_Aim of the exercise_
Repeat the listing exactly as given, omitting every image.

_Supplied data_
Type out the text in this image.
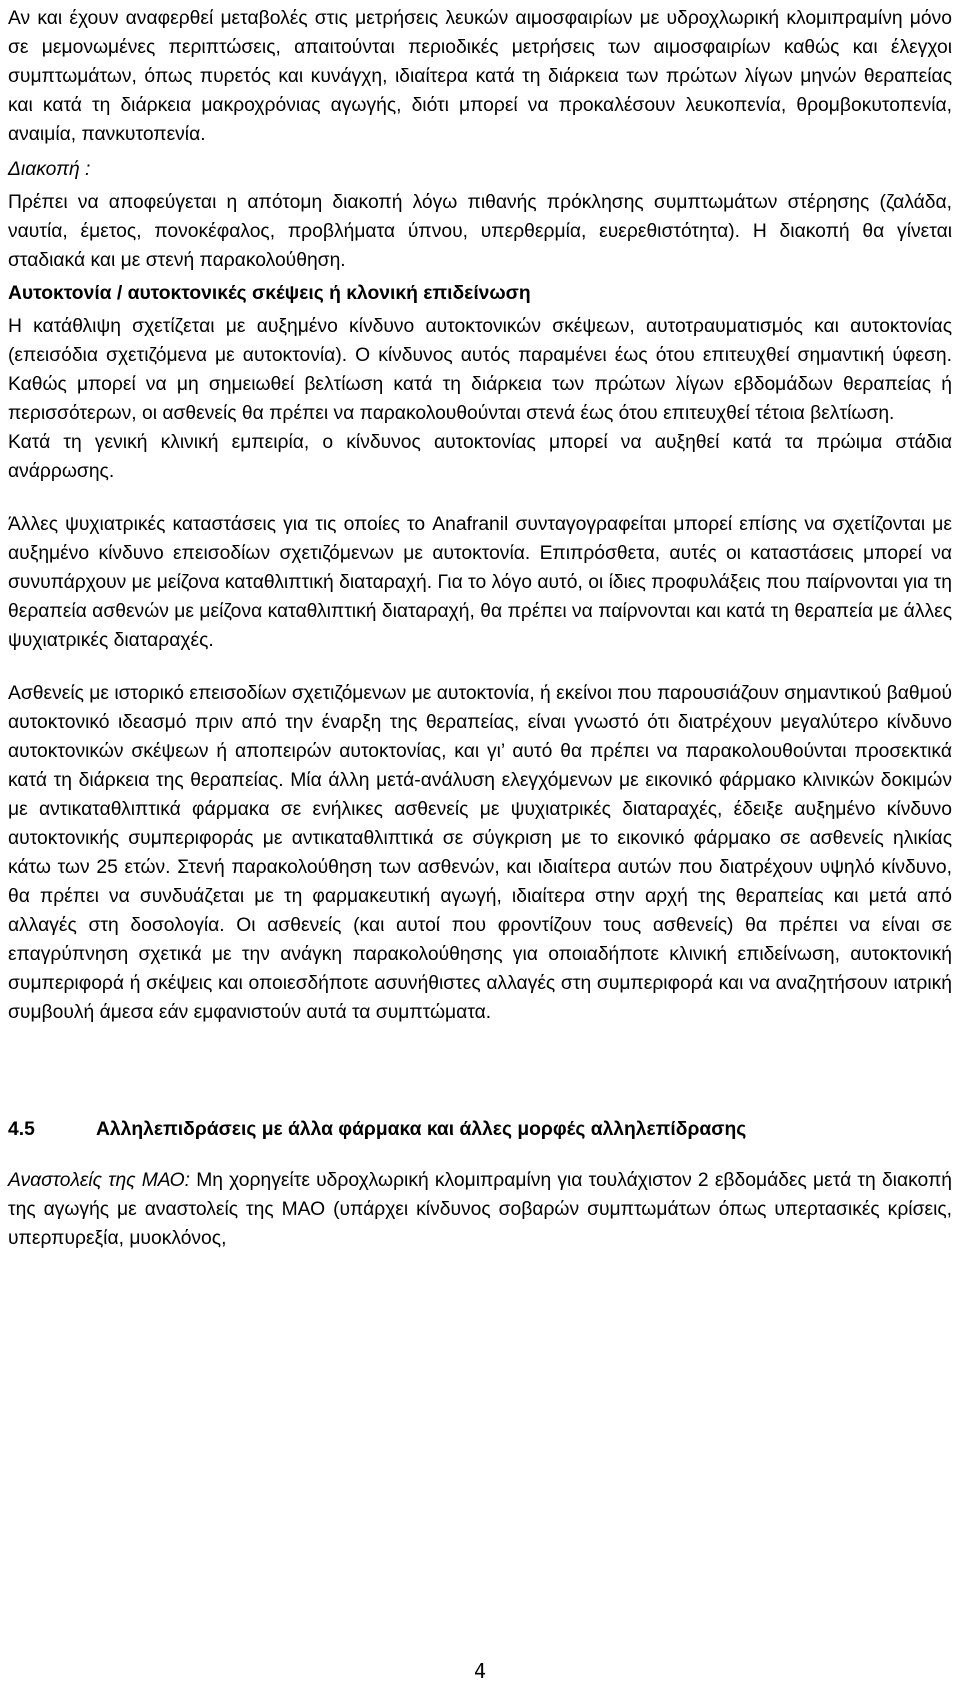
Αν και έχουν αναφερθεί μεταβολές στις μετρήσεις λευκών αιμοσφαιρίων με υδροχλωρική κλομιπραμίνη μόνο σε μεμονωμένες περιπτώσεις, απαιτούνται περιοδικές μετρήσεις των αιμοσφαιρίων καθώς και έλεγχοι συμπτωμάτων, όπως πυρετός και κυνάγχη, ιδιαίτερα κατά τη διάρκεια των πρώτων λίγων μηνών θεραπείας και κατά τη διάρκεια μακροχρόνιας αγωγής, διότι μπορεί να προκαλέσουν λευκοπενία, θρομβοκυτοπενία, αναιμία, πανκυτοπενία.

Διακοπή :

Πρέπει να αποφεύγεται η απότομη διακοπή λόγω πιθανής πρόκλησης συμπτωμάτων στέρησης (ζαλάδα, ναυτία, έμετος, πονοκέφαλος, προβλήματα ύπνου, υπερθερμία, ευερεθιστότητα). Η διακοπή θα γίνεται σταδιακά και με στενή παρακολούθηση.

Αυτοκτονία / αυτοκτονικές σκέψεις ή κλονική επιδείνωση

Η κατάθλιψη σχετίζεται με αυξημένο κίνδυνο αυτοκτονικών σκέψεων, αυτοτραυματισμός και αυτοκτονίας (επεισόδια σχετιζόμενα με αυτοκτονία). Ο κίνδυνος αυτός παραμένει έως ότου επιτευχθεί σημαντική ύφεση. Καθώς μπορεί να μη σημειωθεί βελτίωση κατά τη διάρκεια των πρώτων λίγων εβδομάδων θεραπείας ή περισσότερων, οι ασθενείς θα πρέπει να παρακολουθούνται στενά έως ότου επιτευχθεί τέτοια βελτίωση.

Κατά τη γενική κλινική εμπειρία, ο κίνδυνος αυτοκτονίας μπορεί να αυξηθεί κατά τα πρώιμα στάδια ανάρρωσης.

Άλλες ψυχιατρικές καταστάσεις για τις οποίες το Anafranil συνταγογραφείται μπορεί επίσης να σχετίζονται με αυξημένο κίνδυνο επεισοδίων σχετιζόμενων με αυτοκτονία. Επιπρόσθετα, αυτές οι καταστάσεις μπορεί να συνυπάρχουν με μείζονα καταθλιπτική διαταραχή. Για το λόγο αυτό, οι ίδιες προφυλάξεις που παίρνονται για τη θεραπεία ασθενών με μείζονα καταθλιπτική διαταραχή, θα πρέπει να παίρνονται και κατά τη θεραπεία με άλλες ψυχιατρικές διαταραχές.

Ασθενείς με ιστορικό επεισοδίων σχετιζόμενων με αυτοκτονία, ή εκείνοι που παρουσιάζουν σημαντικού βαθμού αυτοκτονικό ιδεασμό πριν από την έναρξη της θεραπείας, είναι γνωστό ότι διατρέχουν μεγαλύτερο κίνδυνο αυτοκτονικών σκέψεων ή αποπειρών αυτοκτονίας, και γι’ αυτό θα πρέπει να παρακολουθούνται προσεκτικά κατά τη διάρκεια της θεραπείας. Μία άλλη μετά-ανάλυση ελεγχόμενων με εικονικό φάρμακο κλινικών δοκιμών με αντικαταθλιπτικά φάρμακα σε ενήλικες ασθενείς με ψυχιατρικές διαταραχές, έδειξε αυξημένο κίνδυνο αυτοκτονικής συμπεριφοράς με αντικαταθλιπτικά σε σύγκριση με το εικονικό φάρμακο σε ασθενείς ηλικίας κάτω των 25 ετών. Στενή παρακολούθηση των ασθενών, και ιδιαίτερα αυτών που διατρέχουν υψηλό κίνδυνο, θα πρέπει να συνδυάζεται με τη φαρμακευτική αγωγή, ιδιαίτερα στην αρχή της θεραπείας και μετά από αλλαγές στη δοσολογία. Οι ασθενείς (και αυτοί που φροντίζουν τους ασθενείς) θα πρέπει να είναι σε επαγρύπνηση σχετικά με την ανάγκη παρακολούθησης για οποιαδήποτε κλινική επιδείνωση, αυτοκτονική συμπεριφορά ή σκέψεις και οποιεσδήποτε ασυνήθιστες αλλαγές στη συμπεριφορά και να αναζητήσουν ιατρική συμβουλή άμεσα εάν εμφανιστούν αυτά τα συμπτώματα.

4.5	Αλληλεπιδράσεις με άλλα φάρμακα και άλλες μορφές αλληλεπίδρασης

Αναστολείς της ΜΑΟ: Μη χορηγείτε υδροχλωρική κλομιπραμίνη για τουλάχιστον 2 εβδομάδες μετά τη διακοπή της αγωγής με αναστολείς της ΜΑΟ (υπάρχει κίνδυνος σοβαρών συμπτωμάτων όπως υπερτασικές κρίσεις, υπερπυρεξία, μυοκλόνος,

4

_Finished exercise_
Type out the text in this image.
Αν και έχουν αναφερθεί μεταβολές στις μετρήσεις λευκών αιμοσφαιρίων με υδροχλωρική κλομιπραμίνη μόνο σε μεμονωμένες περιπτώσεις, απαιτούνται περιοδικές μετρήσεις των αιμοσφαιρίων καθώς και έλεγχοι συμπτωμάτων, όπως πυρετός και κυνάγχη, ιδιαίτερα κατά τη διάρκεια των πρώτων λίγων μηνών θεραπείας και κατά τη διάρκεια μακροχρόνιας αγωγής, διότι μπορεί να προκαλέσουν λευκοπενία, θρομβοκυτοπενία, αναιμία, πανκυτοπενία.

Διακοπή :

Πρέπει να αποφεύγεται η απότομη διακοπή λόγω πιθανής πρόκλησης συμπτωμάτων στέρησης (ζαλάδα, ναυτία, έμετος, πονοκέφαλος, προβλήματα ύπνου, υπερθερμία, ευερεθιστότητα). Η διακοπή θα γίνεται σταδιακά και με στενή παρακολούθηση.

Αυτοκτονία / αυτοκτονικές σκέψεις ή κλονική επιδείνωση

Η κατάθλιψη σχετίζεται με αυξημένο κίνδυνο αυτοκτονικών σκέψεων, αυτοτραυματισμός και αυτοκτονίας (επεισόδια σχετιζόμενα με αυτοκτονία). Ο κίνδυνος αυτός παραμένει έως ότου επιτευχθεί σημαντική ύφεση. Καθώς μπορεί να μη σημειωθεί βελτίωση κατά τη διάρκεια των πρώτων λίγων εβδομάδων θεραπείας ή περισσότερων, οι ασθενείς θα πρέπει να παρακολουθούνται στενά έως ότου επιτευχθεί τέτοια βελτίωση.

Κατά τη γενική κλινική εμπειρία, ο κίνδυνος αυτοκτονίας μπορεί να αυξηθεί κατά τα πρώιμα στάδια ανάρρωσης.

Άλλες ψυχιατρικές καταστάσεις για τις οποίες το Anafranil συνταγογραφείται μπορεί επίσης να σχετίζονται με αυξημένο κίνδυνο επεισοδίων σχετιζόμενων με αυτοκτονία. Επιπρόσθετα, αυτές οι καταστάσεις μπορεί να συνυπάρχουν με μείζονα καταθλιπτική διαταραχή. Για το λόγο αυτό, οι ίδιες προφυλάξεις που παίρνονται για τη θεραπεία ασθενών με μείζονα καταθλιπτική διαταραχή, θα πρέπει να παίρνονται και κατά τη θεραπεία με άλλες ψυχιατρικές διαταραχές.

Ασθενείς με ιστορικό επεισοδίων σχετιζόμενων με αυτοκτονία, ή εκείνοι που παρουσιάζουν σημαντικού βαθμού αυτοκτονικό ιδεασμό πριν από την έναρξη της θεραπείας, είναι γνωστό ότι διατρέχουν μεγαλύτερο κίνδυνο αυτοκτονικών σκέψεων ή αποπειρών αυτοκτονίας, και γι’ αυτό θα πρέπει να παρακολουθούνται προσεκτικά κατά τη διάρκεια της θεραπείας. Μία άλλη μετά-ανάλυση ελεγχόμενων με εικονικό φάρμακο κλινικών δοκιμών με αντικαταθλιπτικά φάρμακα σε ενήλικες ασθενείς με ψυχιατρικές διαταραχές, έδειξε αυξημένο κίνδυνο αυτοκτονικής συμπεριφοράς με αντικαταθλιπτικά σε σύγκριση με το εικονικό φάρμακο σε ασθενείς ηλικίας κάτω των 25 ετών. Στενή παρακολούθηση των ασθενών, και ιδιαίτερα αυτών που διατρέχουν υψηλό κίνδυνο, θα πρέπει να συνδυάζεται με τη φαρμακευτική αγωγή, ιδιαίτερα στην αρχή της θεραπείας και μετά από αλλαγές στη δοσολογία. Οι ασθενείς (και αυτοί που φροντίζουν τους ασθενείς) θα πρέπει να είναι σε επαγρύπνηση σχετικά με την ανάγκη παρακολούθησης για οποιαδήποτε κλινική επιδείνωση, αυτοκτονική συμπεριφορά ή σκέψεις και οποιεσδήποτε ασυνήθιστες αλλαγές στη συμπεριφορά και να αναζητήσουν ιατρική συμβουλή άμεσα εάν εμφανιστούν αυτά τα συμπτώματα.

4.5	Αλληλεπιδράσεις με άλλα φάρμακα και άλλες μορφές αλληλεπίδρασης

Αναστολείς της ΜΑΟ: Μη χορηγείτε υδροχλωρική κλομιπραμίνη για τουλάχιστον 2 εβδομάδες μετά τη διακοπή της αγωγής με αναστολείς της ΜΑΟ (υπάρχει κίνδυνος σοβαρών συμπτωμάτων όπως υπερτασικές κρίσεις, υπερπυρεξία, μυοκλόνος,

4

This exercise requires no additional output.